**Task statement**
Which lines in the records below contain the word "benchmark"? Copy each of them.

**Data records**
>>>>>

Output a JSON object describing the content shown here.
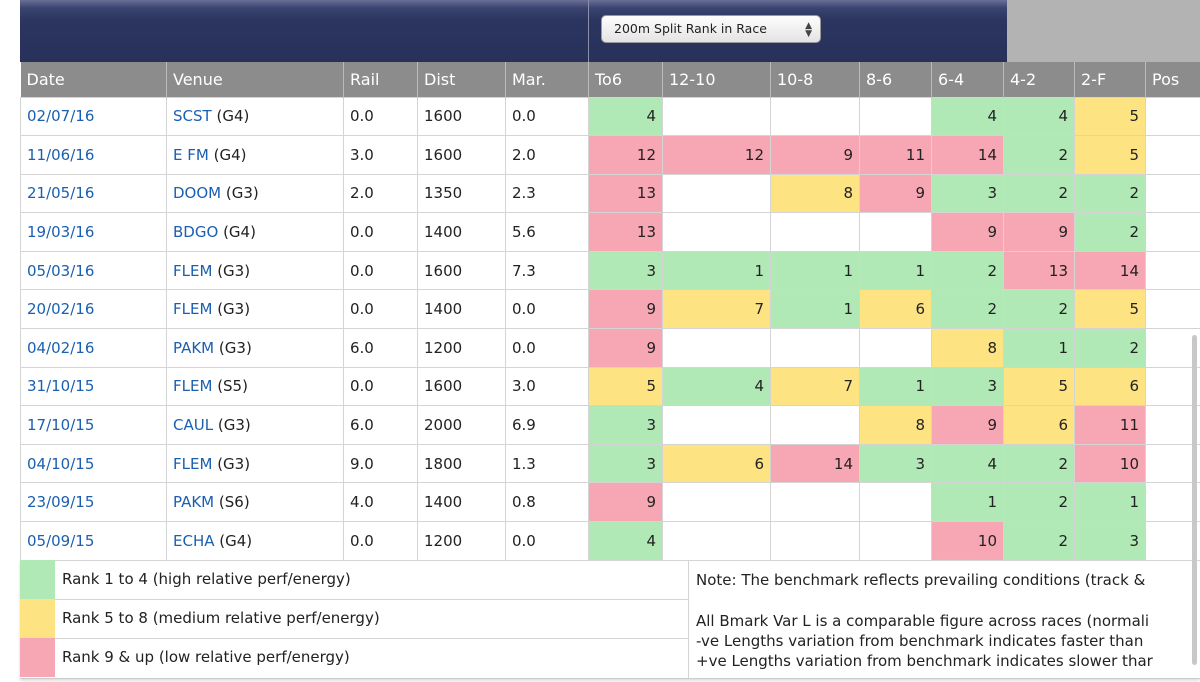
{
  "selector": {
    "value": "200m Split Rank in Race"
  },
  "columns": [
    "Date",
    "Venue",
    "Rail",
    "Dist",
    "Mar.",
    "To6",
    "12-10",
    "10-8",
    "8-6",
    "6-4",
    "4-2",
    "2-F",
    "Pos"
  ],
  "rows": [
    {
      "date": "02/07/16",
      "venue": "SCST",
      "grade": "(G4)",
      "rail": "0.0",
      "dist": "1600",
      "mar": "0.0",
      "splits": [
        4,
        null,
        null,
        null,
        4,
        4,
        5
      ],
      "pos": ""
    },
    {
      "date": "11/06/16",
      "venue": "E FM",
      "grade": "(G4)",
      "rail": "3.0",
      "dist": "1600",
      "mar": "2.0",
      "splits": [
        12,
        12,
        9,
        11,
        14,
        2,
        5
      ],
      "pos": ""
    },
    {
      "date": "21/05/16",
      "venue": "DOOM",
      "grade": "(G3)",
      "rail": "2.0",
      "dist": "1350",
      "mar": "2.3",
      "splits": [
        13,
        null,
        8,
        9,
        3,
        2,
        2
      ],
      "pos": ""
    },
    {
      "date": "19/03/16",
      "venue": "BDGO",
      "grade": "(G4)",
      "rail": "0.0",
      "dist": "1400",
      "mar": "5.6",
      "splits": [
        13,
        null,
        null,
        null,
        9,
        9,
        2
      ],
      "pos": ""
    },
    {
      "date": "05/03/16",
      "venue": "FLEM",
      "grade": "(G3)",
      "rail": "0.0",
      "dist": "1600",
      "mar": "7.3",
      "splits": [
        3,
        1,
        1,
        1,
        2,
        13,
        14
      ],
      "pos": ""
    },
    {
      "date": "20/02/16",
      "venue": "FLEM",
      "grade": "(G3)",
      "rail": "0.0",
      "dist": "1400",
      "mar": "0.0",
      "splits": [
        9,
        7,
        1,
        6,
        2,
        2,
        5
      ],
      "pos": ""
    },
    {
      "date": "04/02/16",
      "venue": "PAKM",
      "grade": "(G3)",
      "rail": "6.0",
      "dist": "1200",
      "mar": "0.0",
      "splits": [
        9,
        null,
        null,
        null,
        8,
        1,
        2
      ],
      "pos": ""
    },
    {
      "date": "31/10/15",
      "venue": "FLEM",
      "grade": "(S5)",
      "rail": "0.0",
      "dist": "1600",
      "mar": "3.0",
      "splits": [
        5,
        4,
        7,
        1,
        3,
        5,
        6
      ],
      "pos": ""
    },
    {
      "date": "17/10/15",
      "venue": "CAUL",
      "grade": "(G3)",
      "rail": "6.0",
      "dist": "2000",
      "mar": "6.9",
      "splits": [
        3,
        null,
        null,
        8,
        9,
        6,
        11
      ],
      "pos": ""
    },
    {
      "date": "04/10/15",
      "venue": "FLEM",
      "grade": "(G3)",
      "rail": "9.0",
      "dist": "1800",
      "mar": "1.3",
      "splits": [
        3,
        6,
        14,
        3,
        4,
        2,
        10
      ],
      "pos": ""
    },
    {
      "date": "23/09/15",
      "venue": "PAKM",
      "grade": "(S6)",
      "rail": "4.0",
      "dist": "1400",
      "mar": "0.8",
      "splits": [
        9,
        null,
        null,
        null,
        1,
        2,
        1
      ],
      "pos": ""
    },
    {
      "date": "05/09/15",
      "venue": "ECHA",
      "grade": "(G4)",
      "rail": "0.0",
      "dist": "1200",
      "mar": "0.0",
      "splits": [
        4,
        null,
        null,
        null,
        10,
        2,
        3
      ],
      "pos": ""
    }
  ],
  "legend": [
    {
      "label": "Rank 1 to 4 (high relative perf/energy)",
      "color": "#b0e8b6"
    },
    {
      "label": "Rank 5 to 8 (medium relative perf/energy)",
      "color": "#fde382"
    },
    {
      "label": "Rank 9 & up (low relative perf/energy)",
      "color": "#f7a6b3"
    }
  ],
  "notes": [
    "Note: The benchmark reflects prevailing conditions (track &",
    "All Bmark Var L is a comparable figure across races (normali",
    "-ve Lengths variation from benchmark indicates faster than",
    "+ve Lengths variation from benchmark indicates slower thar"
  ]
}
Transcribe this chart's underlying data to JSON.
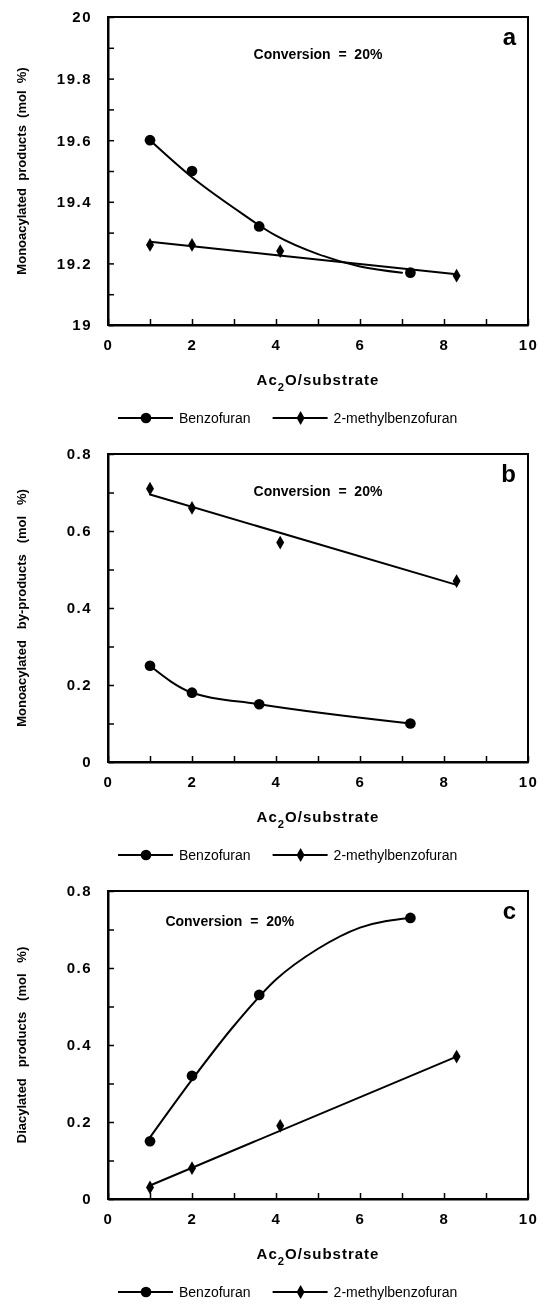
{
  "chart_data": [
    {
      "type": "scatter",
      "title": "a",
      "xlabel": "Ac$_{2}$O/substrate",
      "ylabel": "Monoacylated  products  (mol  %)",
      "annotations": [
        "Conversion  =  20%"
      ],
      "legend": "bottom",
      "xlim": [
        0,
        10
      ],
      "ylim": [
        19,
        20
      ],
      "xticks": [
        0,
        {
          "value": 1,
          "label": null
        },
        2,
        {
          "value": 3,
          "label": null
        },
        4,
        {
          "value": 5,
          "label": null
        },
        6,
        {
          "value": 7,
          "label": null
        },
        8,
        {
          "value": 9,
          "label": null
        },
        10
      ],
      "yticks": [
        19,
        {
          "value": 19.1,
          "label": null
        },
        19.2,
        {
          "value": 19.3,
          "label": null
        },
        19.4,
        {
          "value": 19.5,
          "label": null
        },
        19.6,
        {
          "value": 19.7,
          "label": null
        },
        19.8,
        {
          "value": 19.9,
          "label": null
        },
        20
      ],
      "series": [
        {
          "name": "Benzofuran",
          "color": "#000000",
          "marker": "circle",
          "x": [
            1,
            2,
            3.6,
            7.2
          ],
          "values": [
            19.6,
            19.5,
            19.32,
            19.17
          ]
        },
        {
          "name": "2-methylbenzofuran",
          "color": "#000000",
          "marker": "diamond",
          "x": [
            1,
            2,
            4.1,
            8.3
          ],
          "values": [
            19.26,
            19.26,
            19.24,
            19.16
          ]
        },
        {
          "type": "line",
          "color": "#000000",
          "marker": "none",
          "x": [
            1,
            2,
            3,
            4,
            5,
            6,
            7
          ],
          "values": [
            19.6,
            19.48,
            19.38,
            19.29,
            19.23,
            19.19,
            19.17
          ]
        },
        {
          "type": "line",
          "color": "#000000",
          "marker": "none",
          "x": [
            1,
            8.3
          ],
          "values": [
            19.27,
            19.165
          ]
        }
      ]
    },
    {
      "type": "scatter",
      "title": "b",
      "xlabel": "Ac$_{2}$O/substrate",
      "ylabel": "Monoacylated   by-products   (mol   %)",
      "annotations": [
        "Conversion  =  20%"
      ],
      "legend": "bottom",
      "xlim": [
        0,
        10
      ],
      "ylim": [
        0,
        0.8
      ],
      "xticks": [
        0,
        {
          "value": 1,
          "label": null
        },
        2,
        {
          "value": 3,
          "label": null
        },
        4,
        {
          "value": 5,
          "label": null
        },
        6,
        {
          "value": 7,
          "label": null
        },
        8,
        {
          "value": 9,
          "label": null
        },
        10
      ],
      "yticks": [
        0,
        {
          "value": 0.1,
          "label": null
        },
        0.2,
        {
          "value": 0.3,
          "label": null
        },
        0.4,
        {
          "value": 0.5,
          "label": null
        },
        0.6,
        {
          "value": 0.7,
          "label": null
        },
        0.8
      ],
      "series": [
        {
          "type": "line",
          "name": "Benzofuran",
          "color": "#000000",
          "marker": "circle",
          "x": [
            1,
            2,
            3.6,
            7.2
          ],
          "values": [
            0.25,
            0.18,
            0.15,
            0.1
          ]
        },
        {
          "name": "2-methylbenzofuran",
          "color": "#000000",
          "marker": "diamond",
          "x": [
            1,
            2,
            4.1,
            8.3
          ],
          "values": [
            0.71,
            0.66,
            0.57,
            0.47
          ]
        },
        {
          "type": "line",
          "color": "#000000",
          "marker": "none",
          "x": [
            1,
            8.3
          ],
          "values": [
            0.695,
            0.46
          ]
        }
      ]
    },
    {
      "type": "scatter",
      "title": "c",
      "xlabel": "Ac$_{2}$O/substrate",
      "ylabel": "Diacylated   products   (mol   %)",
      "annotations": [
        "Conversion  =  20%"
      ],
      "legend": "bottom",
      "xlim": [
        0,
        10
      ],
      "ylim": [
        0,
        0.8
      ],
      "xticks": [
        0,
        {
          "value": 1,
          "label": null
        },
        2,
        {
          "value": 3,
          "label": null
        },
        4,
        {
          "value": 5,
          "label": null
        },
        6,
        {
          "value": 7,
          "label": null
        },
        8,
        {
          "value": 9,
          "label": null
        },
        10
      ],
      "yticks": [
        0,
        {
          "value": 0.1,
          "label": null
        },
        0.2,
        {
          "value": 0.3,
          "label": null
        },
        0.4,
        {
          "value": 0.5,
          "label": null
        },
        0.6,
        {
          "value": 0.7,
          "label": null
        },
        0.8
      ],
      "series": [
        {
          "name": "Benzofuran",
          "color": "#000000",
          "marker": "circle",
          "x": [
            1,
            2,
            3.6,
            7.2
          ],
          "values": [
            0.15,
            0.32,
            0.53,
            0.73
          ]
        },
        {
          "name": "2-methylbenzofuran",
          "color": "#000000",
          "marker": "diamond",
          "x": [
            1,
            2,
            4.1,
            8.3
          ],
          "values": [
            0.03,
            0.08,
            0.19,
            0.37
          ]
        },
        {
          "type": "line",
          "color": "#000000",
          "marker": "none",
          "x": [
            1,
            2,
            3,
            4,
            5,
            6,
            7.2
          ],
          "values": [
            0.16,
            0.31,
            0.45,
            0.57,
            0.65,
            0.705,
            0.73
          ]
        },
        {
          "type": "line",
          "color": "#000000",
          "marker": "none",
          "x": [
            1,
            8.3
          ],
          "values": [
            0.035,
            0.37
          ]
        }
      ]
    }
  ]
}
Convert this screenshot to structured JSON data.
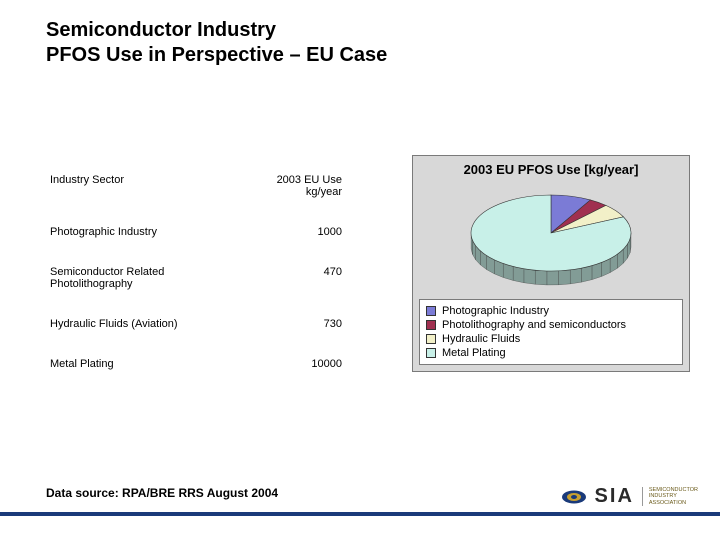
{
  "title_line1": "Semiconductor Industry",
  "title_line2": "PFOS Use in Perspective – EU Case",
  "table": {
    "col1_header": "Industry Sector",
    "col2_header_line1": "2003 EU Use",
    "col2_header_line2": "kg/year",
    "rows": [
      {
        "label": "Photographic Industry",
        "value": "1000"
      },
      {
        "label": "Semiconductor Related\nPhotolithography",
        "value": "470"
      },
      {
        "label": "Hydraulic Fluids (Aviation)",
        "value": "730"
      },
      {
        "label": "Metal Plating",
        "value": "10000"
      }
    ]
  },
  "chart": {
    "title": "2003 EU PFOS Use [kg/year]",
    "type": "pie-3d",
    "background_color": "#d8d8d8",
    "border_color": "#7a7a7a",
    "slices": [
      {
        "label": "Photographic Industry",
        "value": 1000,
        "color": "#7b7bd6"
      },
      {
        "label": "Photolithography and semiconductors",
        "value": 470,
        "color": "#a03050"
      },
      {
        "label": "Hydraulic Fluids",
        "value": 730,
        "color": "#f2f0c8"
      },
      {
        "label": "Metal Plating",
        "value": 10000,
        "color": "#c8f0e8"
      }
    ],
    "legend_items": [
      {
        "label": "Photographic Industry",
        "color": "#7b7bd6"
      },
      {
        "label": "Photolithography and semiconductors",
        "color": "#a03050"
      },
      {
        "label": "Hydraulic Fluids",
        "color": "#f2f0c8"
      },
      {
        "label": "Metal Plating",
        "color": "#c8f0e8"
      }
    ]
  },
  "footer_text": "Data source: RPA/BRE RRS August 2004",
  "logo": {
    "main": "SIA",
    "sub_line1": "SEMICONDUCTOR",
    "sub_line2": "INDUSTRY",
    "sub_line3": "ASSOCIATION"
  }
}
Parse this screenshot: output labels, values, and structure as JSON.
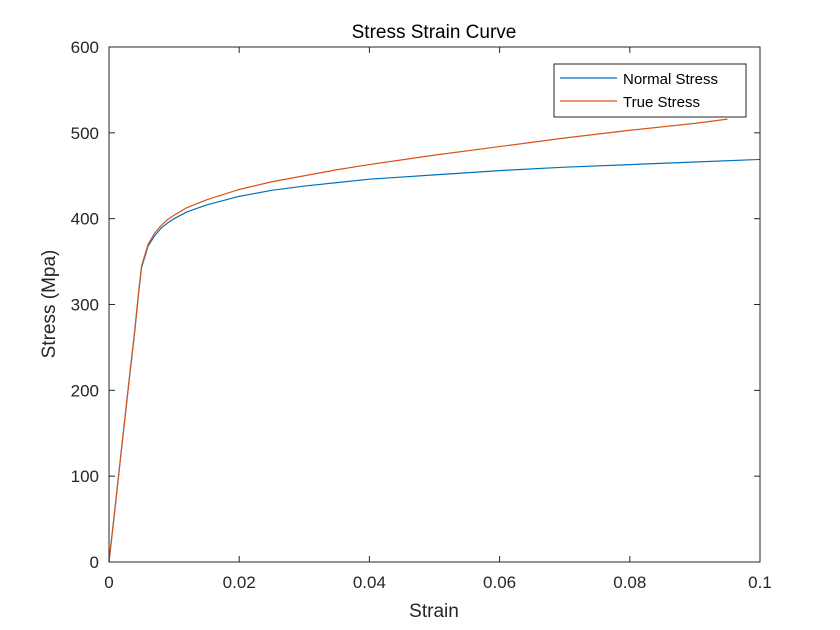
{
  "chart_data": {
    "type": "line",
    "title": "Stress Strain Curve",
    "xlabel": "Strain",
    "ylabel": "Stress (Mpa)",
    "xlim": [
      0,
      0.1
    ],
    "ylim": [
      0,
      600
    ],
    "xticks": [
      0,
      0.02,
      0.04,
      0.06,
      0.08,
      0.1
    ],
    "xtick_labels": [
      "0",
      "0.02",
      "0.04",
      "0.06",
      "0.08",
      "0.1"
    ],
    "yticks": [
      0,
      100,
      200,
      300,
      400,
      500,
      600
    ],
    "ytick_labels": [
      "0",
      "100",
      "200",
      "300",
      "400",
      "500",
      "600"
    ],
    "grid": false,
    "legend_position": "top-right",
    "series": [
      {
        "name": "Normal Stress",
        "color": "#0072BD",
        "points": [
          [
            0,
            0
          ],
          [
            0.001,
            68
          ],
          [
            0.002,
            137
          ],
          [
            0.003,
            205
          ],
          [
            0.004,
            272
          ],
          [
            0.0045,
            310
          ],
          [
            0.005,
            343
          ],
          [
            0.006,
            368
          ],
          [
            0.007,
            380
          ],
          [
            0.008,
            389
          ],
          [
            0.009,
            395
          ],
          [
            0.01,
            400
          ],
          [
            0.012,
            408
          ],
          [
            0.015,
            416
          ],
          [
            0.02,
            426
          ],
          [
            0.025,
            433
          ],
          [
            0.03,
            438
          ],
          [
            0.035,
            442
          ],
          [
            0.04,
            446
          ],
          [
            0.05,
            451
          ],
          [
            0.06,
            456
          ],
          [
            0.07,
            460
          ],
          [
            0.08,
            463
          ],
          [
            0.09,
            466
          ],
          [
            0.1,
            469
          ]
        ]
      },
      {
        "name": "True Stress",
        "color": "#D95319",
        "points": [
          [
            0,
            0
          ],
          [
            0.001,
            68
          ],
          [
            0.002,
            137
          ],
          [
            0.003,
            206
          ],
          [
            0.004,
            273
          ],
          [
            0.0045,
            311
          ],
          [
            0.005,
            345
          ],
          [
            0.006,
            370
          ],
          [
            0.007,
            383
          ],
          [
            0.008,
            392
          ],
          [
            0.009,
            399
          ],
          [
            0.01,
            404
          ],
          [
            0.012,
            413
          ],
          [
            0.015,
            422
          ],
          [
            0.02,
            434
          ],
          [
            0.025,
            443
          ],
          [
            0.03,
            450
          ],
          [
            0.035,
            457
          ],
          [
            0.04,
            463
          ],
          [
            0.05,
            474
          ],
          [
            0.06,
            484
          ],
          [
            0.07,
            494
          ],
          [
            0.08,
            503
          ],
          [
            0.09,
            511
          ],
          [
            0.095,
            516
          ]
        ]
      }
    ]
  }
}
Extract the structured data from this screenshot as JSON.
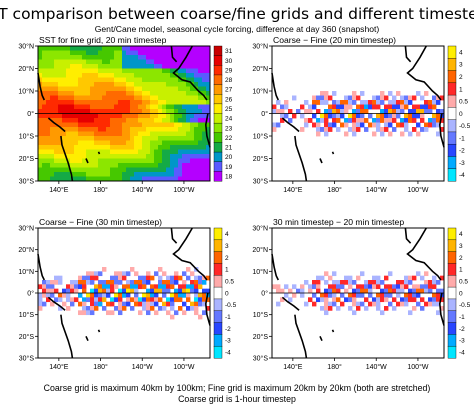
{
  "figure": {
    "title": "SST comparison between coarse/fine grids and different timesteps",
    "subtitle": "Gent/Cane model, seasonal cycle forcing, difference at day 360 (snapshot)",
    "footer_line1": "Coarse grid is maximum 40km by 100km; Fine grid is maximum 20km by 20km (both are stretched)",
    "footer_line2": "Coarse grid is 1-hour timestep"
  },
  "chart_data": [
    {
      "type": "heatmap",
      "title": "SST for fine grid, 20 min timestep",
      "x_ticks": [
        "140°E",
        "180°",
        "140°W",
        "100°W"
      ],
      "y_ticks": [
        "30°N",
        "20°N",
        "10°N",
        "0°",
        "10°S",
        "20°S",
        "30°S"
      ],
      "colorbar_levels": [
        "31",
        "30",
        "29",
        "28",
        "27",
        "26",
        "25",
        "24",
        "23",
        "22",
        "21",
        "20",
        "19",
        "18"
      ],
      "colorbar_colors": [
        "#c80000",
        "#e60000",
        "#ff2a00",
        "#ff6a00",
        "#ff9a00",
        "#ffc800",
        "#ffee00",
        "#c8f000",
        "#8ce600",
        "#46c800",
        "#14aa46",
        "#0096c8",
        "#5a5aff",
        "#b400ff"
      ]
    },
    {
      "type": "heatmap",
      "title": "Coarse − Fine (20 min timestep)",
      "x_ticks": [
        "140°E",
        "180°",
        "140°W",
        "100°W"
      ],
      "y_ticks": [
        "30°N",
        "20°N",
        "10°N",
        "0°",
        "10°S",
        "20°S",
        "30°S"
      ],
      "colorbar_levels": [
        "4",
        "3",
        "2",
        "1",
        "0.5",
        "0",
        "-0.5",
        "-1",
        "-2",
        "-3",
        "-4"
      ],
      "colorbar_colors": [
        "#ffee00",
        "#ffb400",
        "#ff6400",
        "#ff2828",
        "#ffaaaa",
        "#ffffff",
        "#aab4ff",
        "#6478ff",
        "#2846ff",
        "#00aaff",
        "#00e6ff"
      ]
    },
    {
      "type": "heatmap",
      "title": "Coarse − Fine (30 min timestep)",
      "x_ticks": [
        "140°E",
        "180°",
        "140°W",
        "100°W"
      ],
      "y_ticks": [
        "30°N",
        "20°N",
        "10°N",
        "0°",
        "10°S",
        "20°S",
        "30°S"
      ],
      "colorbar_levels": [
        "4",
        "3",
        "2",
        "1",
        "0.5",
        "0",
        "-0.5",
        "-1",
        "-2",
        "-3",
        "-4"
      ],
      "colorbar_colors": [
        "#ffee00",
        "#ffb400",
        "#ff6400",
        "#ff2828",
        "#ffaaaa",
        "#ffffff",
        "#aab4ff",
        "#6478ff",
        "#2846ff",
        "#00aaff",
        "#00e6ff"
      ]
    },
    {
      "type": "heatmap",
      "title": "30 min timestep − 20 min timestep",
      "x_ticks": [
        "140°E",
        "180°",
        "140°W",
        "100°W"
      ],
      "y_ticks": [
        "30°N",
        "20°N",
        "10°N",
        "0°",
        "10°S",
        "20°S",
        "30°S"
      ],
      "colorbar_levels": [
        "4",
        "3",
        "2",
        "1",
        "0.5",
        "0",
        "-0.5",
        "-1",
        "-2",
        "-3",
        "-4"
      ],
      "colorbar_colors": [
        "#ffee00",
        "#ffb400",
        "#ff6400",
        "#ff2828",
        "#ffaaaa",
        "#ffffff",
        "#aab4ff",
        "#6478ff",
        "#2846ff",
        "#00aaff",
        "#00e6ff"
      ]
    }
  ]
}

<<<<<

**Task result**
    "Note: The benchmark reflects prevailing conditions (track &",
    "-ve Lengths variation from benchmark indicates faster than",
    "+ve Lengths variation from benchmark indicates slower thar"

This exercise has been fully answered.